Stated exercise:
Retype every entry in its entirety, without alteration.

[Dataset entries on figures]
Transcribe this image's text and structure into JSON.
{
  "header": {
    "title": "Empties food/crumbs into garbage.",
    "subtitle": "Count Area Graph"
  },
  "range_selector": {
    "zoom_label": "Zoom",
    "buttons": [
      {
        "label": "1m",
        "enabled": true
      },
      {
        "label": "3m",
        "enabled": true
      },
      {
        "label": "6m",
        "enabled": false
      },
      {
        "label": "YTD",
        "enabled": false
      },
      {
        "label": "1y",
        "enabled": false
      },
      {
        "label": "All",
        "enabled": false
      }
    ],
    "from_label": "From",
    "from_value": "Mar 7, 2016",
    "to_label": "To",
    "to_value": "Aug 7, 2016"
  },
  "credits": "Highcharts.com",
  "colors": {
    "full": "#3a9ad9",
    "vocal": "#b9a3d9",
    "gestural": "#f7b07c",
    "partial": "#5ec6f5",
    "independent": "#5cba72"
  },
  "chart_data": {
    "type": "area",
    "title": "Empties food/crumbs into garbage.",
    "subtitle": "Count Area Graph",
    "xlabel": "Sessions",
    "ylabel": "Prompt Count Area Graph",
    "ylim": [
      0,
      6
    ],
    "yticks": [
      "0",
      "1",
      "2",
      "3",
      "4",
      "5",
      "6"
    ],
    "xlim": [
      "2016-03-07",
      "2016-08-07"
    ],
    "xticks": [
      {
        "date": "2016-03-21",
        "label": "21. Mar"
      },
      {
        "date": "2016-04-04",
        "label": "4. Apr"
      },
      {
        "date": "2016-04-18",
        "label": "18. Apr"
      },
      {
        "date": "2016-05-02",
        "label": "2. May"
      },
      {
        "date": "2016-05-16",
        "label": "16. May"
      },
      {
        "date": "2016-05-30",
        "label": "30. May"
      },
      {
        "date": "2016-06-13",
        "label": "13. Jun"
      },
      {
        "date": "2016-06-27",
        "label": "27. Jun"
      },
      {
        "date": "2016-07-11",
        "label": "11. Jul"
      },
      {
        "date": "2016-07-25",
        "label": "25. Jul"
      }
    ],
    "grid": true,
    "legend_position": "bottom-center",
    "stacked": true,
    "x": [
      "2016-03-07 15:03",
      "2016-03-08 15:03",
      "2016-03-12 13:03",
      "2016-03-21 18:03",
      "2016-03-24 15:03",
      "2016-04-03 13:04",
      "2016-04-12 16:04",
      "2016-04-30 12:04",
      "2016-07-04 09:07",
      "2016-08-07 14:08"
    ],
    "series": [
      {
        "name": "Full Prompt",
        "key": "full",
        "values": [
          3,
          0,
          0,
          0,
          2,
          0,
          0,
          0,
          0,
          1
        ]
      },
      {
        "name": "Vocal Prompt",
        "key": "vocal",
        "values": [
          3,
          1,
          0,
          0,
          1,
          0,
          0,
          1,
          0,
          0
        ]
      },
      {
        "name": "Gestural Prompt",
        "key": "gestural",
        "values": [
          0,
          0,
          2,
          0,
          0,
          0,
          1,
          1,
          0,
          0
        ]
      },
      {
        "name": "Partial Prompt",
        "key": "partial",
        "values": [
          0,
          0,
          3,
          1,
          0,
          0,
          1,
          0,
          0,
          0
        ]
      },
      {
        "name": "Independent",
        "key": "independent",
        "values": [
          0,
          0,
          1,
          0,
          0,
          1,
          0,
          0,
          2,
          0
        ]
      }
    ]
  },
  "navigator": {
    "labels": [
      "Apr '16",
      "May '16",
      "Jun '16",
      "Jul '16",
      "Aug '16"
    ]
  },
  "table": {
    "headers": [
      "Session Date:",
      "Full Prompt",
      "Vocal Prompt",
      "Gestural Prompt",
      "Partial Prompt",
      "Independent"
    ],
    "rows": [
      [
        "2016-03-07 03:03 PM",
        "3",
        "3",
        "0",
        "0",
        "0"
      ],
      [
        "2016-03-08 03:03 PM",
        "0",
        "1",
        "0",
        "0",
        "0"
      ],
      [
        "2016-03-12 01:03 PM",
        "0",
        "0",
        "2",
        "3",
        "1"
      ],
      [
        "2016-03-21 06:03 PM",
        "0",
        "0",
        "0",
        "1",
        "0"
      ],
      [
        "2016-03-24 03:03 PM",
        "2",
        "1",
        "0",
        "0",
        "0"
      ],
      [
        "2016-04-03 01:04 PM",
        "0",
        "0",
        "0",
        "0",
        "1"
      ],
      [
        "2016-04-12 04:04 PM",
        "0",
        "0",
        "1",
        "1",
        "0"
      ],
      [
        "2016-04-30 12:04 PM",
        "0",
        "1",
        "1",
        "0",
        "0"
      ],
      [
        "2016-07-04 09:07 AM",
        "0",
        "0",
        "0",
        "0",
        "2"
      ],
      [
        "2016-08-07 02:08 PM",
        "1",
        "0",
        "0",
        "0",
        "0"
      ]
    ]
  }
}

Solution below:
Transcribe this image's text and structure into JSON.
{
  "header": {
    "title": "Empties food/crumbs into garbage.",
    "subtitle": "Count Area Graph"
  },
  "range_selector": {
    "zoom_label": "Zoom",
    "buttons": [
      {
        "label": "1m",
        "enabled": true
      },
      {
        "label": "3m",
        "enabled": true
      },
      {
        "label": "6m",
        "enabled": false
      },
      {
        "label": "YTD",
        "enabled": false
      },
      {
        "label": "1y",
        "enabled": false
      },
      {
        "label": "All",
        "enabled": false
      }
    ],
    "from_label": "From",
    "from_value": "Mar 7, 2016",
    "to_label": "To",
    "to_value": "Aug 7, 2016"
  },
  "credits": "Highcharts.com",
  "colors": {
    "full": "#3a9ad9",
    "vocal": "#b9a3d9",
    "gestural": "#f7b07c",
    "partial": "#5ec6f5",
    "independent": "#5cba72"
  },
  "chart_data": {
    "type": "area",
    "title": "Empties food/crumbs into garbage.",
    "subtitle": "Count Area Graph",
    "xlabel": "Sessions",
    "ylabel": "Prompt Count Area Graph",
    "ylim": [
      0,
      6
    ],
    "yticks": [
      "0",
      "1",
      "2",
      "3",
      "4",
      "5",
      "6"
    ],
    "xlim": [
      "2016-03-07",
      "2016-08-07"
    ],
    "xticks": [
      {
        "date": "2016-03-21",
        "label": "21. Mar"
      },
      {
        "date": "2016-04-04",
        "label": "4. Apr"
      },
      {
        "date": "2016-04-18",
        "label": "18. Apr"
      },
      {
        "date": "2016-05-02",
        "label": "2. May"
      },
      {
        "date": "2016-05-16",
        "label": "16. May"
      },
      {
        "date": "2016-05-30",
        "label": "30. May"
      },
      {
        "date": "2016-06-13",
        "label": "13. Jun"
      },
      {
        "date": "2016-06-27",
        "label": "27. Jun"
      },
      {
        "date": "2016-07-11",
        "label": "11. Jul"
      },
      {
        "date": "2016-07-25",
        "label": "25. Jul"
      }
    ],
    "grid": true,
    "legend_position": "bottom-center",
    "stacked": true,
    "x": [
      "2016-03-07 15:03",
      "2016-03-08 15:03",
      "2016-03-12 13:03",
      "2016-03-21 18:03",
      "2016-03-24 15:03",
      "2016-04-03 13:04",
      "2016-04-12 16:04",
      "2016-04-30 12:04",
      "2016-07-04 09:07",
      "2016-08-07 14:08"
    ],
    "series": [
      {
        "name": "Full Prompt",
        "key": "full",
        "values": [
          3,
          0,
          0,
          0,
          2,
          0,
          0,
          0,
          0,
          1
        ]
      },
      {
        "name": "Vocal Prompt",
        "key": "vocal",
        "values": [
          3,
          1,
          0,
          0,
          1,
          0,
          0,
          1,
          0,
          0
        ]
      },
      {
        "name": "Gestural Prompt",
        "key": "gestural",
        "values": [
          0,
          0,
          2,
          0,
          0,
          0,
          1,
          1,
          0,
          0
        ]
      },
      {
        "name": "Partial Prompt",
        "key": "partial",
        "values": [
          0,
          0,
          3,
          1,
          0,
          0,
          1,
          0,
          0,
          0
        ]
      },
      {
        "name": "Independent",
        "key": "independent",
        "values": [
          0,
          0,
          1,
          0,
          0,
          1,
          0,
          0,
          2,
          0
        ]
      }
    ]
  },
  "navigator": {
    "labels": [
      "Apr '16",
      "May '16",
      "Jun '16",
      "Jul '16",
      "Aug '16"
    ]
  },
  "table": {
    "headers": [
      "Session Date:",
      "Full Prompt",
      "Vocal Prompt",
      "Gestural Prompt",
      "Partial Prompt",
      "Independent"
    ],
    "rows": [
      [
        "2016-03-07 03:03 PM",
        "3",
        "3",
        "0",
        "0",
        "0"
      ],
      [
        "2016-03-08 03:03 PM",
        "0",
        "1",
        "0",
        "0",
        "0"
      ],
      [
        "2016-03-12 01:03 PM",
        "0",
        "0",
        "2",
        "3",
        "1"
      ],
      [
        "2016-03-21 06:03 PM",
        "0",
        "0",
        "0",
        "1",
        "0"
      ],
      [
        "2016-03-24 03:03 PM",
        "2",
        "1",
        "0",
        "0",
        "0"
      ],
      [
        "2016-04-03 01:04 PM",
        "0",
        "0",
        "0",
        "0",
        "1"
      ],
      [
        "2016-04-12 04:04 PM",
        "0",
        "0",
        "1",
        "1",
        "0"
      ],
      [
        "2016-04-30 12:04 PM",
        "0",
        "1",
        "1",
        "0",
        "0"
      ],
      [
        "2016-07-04 09:07 AM",
        "0",
        "0",
        "0",
        "0",
        "2"
      ],
      [
        "2016-08-07 02:08 PM",
        "1",
        "0",
        "0",
        "0",
        "0"
      ]
    ]
  }
}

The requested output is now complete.